## GOAL
Your task is to write out the complete listing exactly as it is shown.
** start of DATA PROVIDED **
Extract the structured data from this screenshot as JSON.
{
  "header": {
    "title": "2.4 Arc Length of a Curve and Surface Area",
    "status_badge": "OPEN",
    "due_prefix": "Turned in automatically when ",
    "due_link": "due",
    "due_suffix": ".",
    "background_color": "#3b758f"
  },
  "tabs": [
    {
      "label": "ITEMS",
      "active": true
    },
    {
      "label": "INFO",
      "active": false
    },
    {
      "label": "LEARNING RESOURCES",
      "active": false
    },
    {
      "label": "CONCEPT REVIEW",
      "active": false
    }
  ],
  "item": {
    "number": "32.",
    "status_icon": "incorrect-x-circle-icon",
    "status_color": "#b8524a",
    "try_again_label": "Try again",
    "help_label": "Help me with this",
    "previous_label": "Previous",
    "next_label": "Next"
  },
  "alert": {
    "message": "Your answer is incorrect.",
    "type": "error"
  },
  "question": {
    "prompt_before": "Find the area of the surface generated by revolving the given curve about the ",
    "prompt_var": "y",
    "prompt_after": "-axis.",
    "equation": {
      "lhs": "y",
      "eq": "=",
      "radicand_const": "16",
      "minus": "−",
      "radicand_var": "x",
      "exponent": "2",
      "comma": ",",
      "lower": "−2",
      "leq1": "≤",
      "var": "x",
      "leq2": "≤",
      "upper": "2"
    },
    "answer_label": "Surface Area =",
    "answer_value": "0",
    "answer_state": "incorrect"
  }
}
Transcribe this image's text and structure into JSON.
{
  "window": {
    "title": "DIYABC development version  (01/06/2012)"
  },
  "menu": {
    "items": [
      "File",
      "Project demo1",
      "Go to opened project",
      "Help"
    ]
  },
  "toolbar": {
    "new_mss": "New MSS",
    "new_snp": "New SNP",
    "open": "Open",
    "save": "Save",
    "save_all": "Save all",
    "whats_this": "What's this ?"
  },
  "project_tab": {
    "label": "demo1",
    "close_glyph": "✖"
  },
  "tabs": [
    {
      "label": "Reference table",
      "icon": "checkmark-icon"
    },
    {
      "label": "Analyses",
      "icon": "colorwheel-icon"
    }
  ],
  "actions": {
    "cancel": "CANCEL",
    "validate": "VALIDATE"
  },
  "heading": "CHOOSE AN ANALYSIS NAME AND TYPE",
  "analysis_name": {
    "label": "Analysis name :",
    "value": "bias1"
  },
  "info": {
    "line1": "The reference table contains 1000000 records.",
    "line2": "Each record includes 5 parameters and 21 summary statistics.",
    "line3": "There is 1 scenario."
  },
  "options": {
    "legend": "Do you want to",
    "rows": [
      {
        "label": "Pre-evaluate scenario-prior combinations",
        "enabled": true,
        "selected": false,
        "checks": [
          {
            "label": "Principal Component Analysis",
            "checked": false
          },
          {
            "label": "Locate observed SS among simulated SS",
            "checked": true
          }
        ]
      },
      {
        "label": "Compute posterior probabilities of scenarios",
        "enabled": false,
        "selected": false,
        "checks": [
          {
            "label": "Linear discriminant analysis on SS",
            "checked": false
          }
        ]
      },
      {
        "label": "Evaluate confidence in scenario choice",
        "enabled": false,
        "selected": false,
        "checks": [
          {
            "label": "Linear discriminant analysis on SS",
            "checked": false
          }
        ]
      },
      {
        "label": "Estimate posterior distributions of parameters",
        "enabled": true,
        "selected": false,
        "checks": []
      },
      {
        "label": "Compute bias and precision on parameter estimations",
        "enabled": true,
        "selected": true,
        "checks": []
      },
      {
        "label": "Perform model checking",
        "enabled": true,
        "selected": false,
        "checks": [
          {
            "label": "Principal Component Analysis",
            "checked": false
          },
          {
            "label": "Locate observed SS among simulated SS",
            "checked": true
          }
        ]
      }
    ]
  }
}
** end of DATA PROVIDED **
## ANSWER FOR THIS EXERCISE
Extract the structured data from this screenshot as JSON.
{
  "header": {
    "title": "2.4 Arc Length of a Curve and Surface Area",
    "status_badge": "OPEN",
    "due_prefix": "Turned in automatically when ",
    "due_link": "due",
    "due_suffix": ".",
    "background_color": "#3b758f"
  },
  "tabs": [
    {
      "label": "ITEMS",
      "active": true
    },
    {
      "label": "INFO",
      "active": false
    },
    {
      "label": "LEARNING RESOURCES",
      "active": false
    },
    {
      "label": "CONCEPT REVIEW",
      "active": false
    }
  ],
  "item": {
    "number": "32.",
    "status_icon": "incorrect-x-circle-icon",
    "status_color": "#b8524a",
    "try_again_label": "Try again",
    "help_label": "Help me with this",
    "previous_label": "Previous",
    "next_label": "Next"
  },
  "alert": {
    "message": "Your answer is incorrect.",
    "type": "error"
  },
  "question": {
    "prompt_before": "Find the area of the surface generated by revolving the given curve about the ",
    "prompt_var": "y",
    "prompt_after": "-axis.",
    "equation": {
      "lhs": "y",
      "eq": "=",
      "radicand_const": "16",
      "minus": "−",
      "radicand_var": "x",
      "exponent": "2",
      "comma": ",",
      "lower": "−2",
      "leq1": "≤",
      "var": "x",
      "leq2": "≤",
      "upper": "2"
    },
    "answer_label": "Surface Area =",
    "answer_value": "0",
    "answer_state": "incorrect"
  }
}
Transcribe this image's text and structure into JSON.
{
  "window": {
    "title": "DIYABC development version  (01/06/2012)"
  },
  "menu": {
    "items": [
      "File",
      "Project demo1",
      "Go to opened project",
      "Help"
    ]
  },
  "toolbar": {
    "new_mss": "New MSS",
    "new_snp": "New SNP",
    "open": "Open",
    "save": "Save",
    "save_all": "Save all",
    "whats_this": "What's this ?"
  },
  "project_tab": {
    "label": "demo1",
    "close_glyph": "✖"
  },
  "tabs": [
    {
      "label": "Reference table",
      "icon": "checkmark-icon"
    },
    {
      "label": "Analyses",
      "icon": "colorwheel-icon"
    }
  ],
  "actions": {
    "cancel": "CANCEL",
    "validate": "VALIDATE"
  },
  "heading": "CHOOSE AN ANALYSIS NAME AND TYPE",
  "analysis_name": {
    "label": "Analysis name :",
    "value": "bias1"
  },
  "info": {
    "line1": "The reference table contains 1000000 records.",
    "line2": "Each record includes 5 parameters and 21 summary statistics.",
    "line3": "There is 1 scenario."
  },
  "options": {
    "legend": "Do you want to",
    "rows": [
      {
        "label": "Pre-evaluate scenario-prior combinations",
        "enabled": true,
        "selected": false,
        "checks": [
          {
            "label": "Principal Component Analysis",
            "checked": false
          },
          {
            "label": "Locate observed SS among simulated SS",
            "checked": true
          }
        ]
      },
      {
        "label": "Compute posterior probabilities of scenarios",
        "enabled": false,
        "selected": false,
        "checks": [
          {
            "label": "Linear discriminant analysis on SS",
            "checked": false
          }
        ]
      },
      {
        "label": "Evaluate confidence in scenario choice",
        "enabled": false,
        "selected": false,
        "checks": [
          {
            "label": "Linear discriminant analysis on SS",
            "checked": false
          }
        ]
      },
      {
        "label": "Estimate posterior distributions of parameters",
        "enabled": true,
        "selected": false,
        "checks": []
      },
      {
        "label": "Compute bias and precision on parameter estimations",
        "enabled": true,
        "selected": true,
        "checks": []
      },
      {
        "label": "Perform model checking",
        "enabled": true,
        "selected": false,
        "checks": [
          {
            "label": "Principal Component Analysis",
            "checked": false
          },
          {
            "label": "Locate observed SS among simulated SS",
            "checked": true
          }
        ]
      }
    ]
  }
}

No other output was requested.